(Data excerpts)

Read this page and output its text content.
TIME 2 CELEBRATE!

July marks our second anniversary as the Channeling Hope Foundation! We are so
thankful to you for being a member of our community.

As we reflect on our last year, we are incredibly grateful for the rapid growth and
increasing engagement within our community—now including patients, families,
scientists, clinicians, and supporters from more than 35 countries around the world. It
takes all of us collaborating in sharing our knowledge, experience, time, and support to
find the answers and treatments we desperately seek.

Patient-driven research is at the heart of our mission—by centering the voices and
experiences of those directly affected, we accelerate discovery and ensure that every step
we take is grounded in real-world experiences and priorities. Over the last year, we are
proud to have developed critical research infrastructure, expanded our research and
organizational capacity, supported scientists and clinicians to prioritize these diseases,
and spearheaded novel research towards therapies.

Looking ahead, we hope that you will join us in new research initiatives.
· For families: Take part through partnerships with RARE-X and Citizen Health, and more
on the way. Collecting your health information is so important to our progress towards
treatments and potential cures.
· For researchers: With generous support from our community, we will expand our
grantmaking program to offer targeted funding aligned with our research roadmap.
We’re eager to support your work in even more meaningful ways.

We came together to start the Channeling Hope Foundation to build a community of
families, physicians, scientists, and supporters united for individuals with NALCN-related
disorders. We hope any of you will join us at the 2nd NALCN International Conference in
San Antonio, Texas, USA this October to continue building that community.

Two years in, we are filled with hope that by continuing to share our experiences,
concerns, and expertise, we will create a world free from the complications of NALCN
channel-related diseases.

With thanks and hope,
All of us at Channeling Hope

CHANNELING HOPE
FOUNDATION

Instructions to follow: Go through the records above and return every line that holds the string "towards".

Solution:
and spearheaded novel research towards therapies.
on the way. Collecting your health information is so important to our progress towards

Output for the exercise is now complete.